EXERCISE DIRECTIONS
In your copy, leave out the pictures; write out all the data exactly.

[Dataset records]

════════

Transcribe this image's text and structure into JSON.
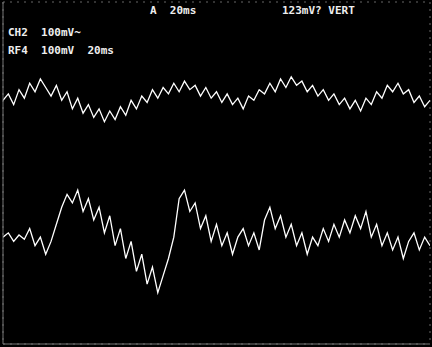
{
  "chart_data": {
    "type": "line",
    "annotations": [
      "A  20ms",
      "123mV? VERT",
      "CH2  100mV~",
      "RF4  100mV  20ms"
    ],
    "x": [
      0,
      2.5,
      5,
      7.5,
      10,
      12.5,
      15,
      17.5,
      20,
      22.5,
      25,
      27.5,
      30,
      32.5,
      35,
      37.5,
      40,
      42.5,
      45,
      47.5,
      50,
      52.5,
      55,
      57.5,
      60,
      62.5,
      65,
      67.5,
      70,
      72.5,
      75,
      77.5,
      80,
      82.5,
      85,
      87.5,
      90,
      92.5,
      95,
      97.5,
      100,
      102.5,
      105,
      107.5,
      110,
      112.5,
      115,
      117.5,
      120,
      122.5,
      125,
      127.5,
      130,
      132.5,
      135,
      137.5,
      140,
      142.5,
      145,
      147.5,
      150,
      152.5,
      155,
      157.5,
      160,
      162.5,
      165,
      167.5,
      170,
      172.5,
      175,
      177.5,
      180,
      182.5,
      185,
      187.5,
      190,
      192.5,
      195,
      197.5,
      200
    ],
    "series": [
      {
        "color": "#ffffff",
        "values": [
          170,
          185,
          160,
          195,
          175,
          210,
          190,
          220,
          200,
          180,
          205,
          170,
          190,
          150,
          175,
          140,
          160,
          130,
          150,
          120,
          145,
          125,
          155,
          135,
          170,
          150,
          180,
          165,
          195,
          175,
          200,
          185,
          210,
          190,
          215,
          195,
          205,
          180,
          200,
          175,
          190,
          165,
          185,
          160,
          175,
          150,
          180,
          170,
          195,
          185,
          210,
          190,
          220,
          200,
          225,
          205,
          215,
          190,
          205,
          180,
          195,
          170,
          185,
          160,
          175,
          150,
          170,
          145,
          175,
          160,
          190,
          175,
          205,
          190,
          210,
          185,
          195,
          165,
          180,
          155,
          170
        ]
      },
      {
        "color": "#ffffff",
        "values": [
          -150,
          -140,
          -160,
          -145,
          -155,
          -130,
          -170,
          -150,
          -190,
          -160,
          -120,
          -80,
          -50,
          -70,
          -40,
          -90,
          -60,
          -110,
          -80,
          -140,
          -100,
          -170,
          -130,
          -200,
          -160,
          -230,
          -190,
          -260,
          -220,
          -280,
          -240,
          -200,
          -150,
          -60,
          -40,
          -90,
          -70,
          -130,
          -100,
          -160,
          -120,
          -170,
          -140,
          -190,
          -150,
          -130,
          -170,
          -140,
          -180,
          -110,
          -80,
          -130,
          -100,
          -150,
          -120,
          -170,
          -140,
          -190,
          -150,
          -170,
          -130,
          -160,
          -120,
          -150,
          -110,
          -140,
          -100,
          -130,
          -90,
          -150,
          -120,
          -170,
          -140,
          -180,
          -150,
          -200,
          -160,
          -140,
          -180,
          -150,
          -170
        ]
      }
    ],
    "xlim": [
      0,
      200
    ],
    "xticks": [
      0,
      20,
      40,
      60,
      80,
      100,
      120,
      140,
      160,
      180,
      200
    ],
    "ylim": [
      -400,
      400
    ],
    "yticks": [
      -400,
      -300,
      -200,
      -100,
      0,
      100,
      200,
      300,
      400
    ],
    "grid": true,
    "tick_labels": false
  }
}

════════

EXPECTED OUTPUT
Transcribe this image's text and structure into JSON.
{
  "chart_data": {
    "type": "line",
    "annotations": [
      "A  20ms",
      "123mV? VERT",
      "CH2  100mV~",
      "RF4  100mV  20ms"
    ],
    "x": [
      0,
      2.5,
      5,
      7.5,
      10,
      12.5,
      15,
      17.5,
      20,
      22.5,
      25,
      27.5,
      30,
      32.5,
      35,
      37.5,
      40,
      42.5,
      45,
      47.5,
      50,
      52.5,
      55,
      57.5,
      60,
      62.5,
      65,
      67.5,
      70,
      72.5,
      75,
      77.5,
      80,
      82.5,
      85,
      87.5,
      90,
      92.5,
      95,
      97.5,
      100,
      102.5,
      105,
      107.5,
      110,
      112.5,
      115,
      117.5,
      120,
      122.5,
      125,
      127.5,
      130,
      132.5,
      135,
      137.5,
      140,
      142.5,
      145,
      147.5,
      150,
      152.5,
      155,
      157.5,
      160,
      162.5,
      165,
      167.5,
      170,
      172.5,
      175,
      177.5,
      180,
      182.5,
      185,
      187.5,
      190,
      192.5,
      195,
      197.5,
      200
    ],
    "series": [
      {
        "color": "#ffffff",
        "values": [
          170,
          185,
          160,
          195,
          175,
          210,
          190,
          220,
          200,
          180,
          205,
          170,
          190,
          150,
          175,
          140,
          160,
          130,
          150,
          120,
          145,
          125,
          155,
          135,
          170,
          150,
          180,
          165,
          195,
          175,
          200,
          185,
          210,
          190,
          215,
          195,
          205,
          180,
          200,
          175,
          190,
          165,
          185,
          160,
          175,
          150,
          180,
          170,
          195,
          185,
          210,
          190,
          220,
          200,
          225,
          205,
          215,
          190,
          205,
          180,
          195,
          170,
          185,
          160,
          175,
          150,
          170,
          145,
          175,
          160,
          190,
          175,
          205,
          190,
          210,
          185,
          195,
          165,
          180,
          155,
          170
        ]
      },
      {
        "color": "#ffffff",
        "values": [
          -150,
          -140,
          -160,
          -145,
          -155,
          -130,
          -170,
          -150,
          -190,
          -160,
          -120,
          -80,
          -50,
          -70,
          -40,
          -90,
          -60,
          -110,
          -80,
          -140,
          -100,
          -170,
          -130,
          -200,
          -160,
          -230,
          -190,
          -260,
          -220,
          -280,
          -240,
          -200,
          -150,
          -60,
          -40,
          -90,
          -70,
          -130,
          -100,
          -160,
          -120,
          -170,
          -140,
          -190,
          -150,
          -130,
          -170,
          -140,
          -180,
          -110,
          -80,
          -130,
          -100,
          -150,
          -120,
          -170,
          -140,
          -190,
          -150,
          -170,
          -130,
          -160,
          -120,
          -150,
          -110,
          -140,
          -100,
          -130,
          -90,
          -150,
          -120,
          -170,
          -140,
          -180,
          -150,
          -200,
          -160,
          -140,
          -180,
          -150,
          -170
        ]
      }
    ],
    "xlim": [
      0,
      200
    ],
    "xticks": [
      0,
      20,
      40,
      60,
      80,
      100,
      120,
      140,
      160,
      180,
      200
    ],
    "ylim": [
      -400,
      400
    ],
    "yticks": [
      -400,
      -300,
      -200,
      -100,
      0,
      100,
      200,
      300,
      400
    ],
    "grid": true,
    "tick_labels": false
  }
}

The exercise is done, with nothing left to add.